::: Provided material

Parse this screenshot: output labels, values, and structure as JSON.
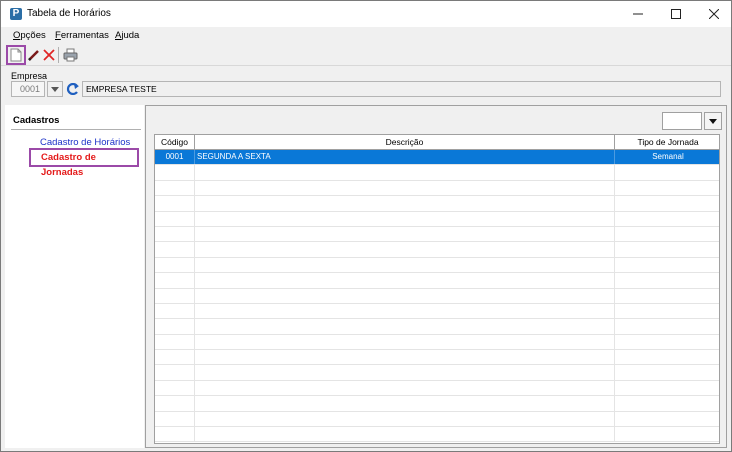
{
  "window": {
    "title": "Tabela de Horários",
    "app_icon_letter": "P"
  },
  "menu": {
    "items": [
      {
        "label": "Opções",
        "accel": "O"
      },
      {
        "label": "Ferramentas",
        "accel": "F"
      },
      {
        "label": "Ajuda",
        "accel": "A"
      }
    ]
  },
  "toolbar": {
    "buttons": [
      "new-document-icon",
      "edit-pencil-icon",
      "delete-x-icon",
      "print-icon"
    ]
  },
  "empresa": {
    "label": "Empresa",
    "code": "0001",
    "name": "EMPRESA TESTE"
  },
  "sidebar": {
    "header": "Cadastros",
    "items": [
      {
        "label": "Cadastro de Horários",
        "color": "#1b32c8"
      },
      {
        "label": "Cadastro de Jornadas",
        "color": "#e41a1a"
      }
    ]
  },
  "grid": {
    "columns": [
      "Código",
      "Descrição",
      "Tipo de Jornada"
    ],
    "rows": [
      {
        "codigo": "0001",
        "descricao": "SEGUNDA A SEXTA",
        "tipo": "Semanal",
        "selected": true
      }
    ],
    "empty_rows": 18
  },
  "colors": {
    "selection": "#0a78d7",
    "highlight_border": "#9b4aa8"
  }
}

::::::
::: Provided material

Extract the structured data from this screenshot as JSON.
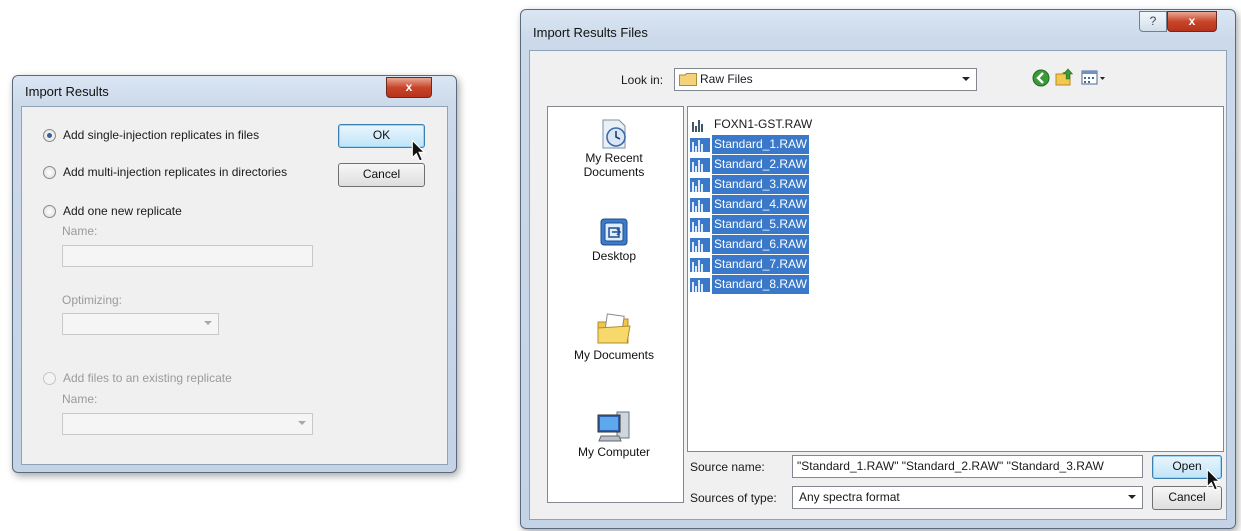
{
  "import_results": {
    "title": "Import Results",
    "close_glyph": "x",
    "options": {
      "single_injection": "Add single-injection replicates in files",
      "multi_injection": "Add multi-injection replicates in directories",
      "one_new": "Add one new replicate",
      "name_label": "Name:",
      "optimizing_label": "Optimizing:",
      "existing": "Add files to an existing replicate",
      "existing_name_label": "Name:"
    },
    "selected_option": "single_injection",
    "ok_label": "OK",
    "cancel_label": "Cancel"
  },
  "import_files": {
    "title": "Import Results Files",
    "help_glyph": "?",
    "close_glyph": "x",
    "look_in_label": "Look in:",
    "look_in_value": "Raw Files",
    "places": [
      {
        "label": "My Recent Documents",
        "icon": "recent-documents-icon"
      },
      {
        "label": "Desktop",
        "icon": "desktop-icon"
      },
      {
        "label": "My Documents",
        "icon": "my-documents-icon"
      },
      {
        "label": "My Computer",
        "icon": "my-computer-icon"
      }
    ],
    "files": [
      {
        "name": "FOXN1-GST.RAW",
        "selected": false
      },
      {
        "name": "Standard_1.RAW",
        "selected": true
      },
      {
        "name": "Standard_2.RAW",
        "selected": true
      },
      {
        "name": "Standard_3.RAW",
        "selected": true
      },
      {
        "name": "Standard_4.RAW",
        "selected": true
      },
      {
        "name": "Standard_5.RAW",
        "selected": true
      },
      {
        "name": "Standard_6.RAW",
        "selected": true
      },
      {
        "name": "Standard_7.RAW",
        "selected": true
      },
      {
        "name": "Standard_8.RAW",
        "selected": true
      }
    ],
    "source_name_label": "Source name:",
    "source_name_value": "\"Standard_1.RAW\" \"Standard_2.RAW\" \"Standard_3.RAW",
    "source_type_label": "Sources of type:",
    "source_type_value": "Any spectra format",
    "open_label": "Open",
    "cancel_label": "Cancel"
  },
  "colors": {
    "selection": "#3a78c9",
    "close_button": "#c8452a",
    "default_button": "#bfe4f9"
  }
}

::::::
::: Provided material

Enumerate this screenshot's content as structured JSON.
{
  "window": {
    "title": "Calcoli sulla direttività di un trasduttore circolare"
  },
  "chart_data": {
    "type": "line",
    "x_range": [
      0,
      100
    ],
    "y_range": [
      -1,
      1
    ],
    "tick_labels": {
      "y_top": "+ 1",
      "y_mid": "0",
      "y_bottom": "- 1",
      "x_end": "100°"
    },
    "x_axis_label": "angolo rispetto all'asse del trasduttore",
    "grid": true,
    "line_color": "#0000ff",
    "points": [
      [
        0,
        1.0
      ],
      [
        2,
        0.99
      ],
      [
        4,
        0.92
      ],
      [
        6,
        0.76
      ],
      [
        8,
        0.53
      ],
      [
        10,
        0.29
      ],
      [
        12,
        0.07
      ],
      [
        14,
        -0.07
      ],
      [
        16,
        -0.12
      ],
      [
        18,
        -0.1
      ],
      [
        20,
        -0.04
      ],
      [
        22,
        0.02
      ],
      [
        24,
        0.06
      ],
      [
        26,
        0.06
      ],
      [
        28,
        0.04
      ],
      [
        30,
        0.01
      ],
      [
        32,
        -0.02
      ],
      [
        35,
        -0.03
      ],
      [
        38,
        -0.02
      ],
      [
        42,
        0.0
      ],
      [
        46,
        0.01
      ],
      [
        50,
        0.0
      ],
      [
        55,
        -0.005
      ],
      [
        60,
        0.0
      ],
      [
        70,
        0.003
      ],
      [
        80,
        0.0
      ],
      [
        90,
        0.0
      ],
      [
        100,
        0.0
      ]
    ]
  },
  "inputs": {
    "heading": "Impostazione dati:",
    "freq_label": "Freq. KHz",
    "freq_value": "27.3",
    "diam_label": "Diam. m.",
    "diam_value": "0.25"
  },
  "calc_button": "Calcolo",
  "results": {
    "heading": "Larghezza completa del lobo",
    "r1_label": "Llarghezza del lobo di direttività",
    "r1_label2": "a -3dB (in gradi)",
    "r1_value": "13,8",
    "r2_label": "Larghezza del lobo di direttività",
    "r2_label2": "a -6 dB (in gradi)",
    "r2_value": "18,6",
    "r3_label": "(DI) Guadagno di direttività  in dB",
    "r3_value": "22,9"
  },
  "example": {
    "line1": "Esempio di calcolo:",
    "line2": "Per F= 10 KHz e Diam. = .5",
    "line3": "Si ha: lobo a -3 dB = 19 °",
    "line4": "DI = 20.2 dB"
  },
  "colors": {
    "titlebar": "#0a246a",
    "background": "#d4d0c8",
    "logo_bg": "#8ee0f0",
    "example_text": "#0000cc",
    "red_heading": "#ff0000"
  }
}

::::::

» Work to do
From the entries above, pull out each line that includes "structured".

» Reply
Extract the structured data from this screenshot as JSON.
Enumerate this screenshot's content as structured JSON.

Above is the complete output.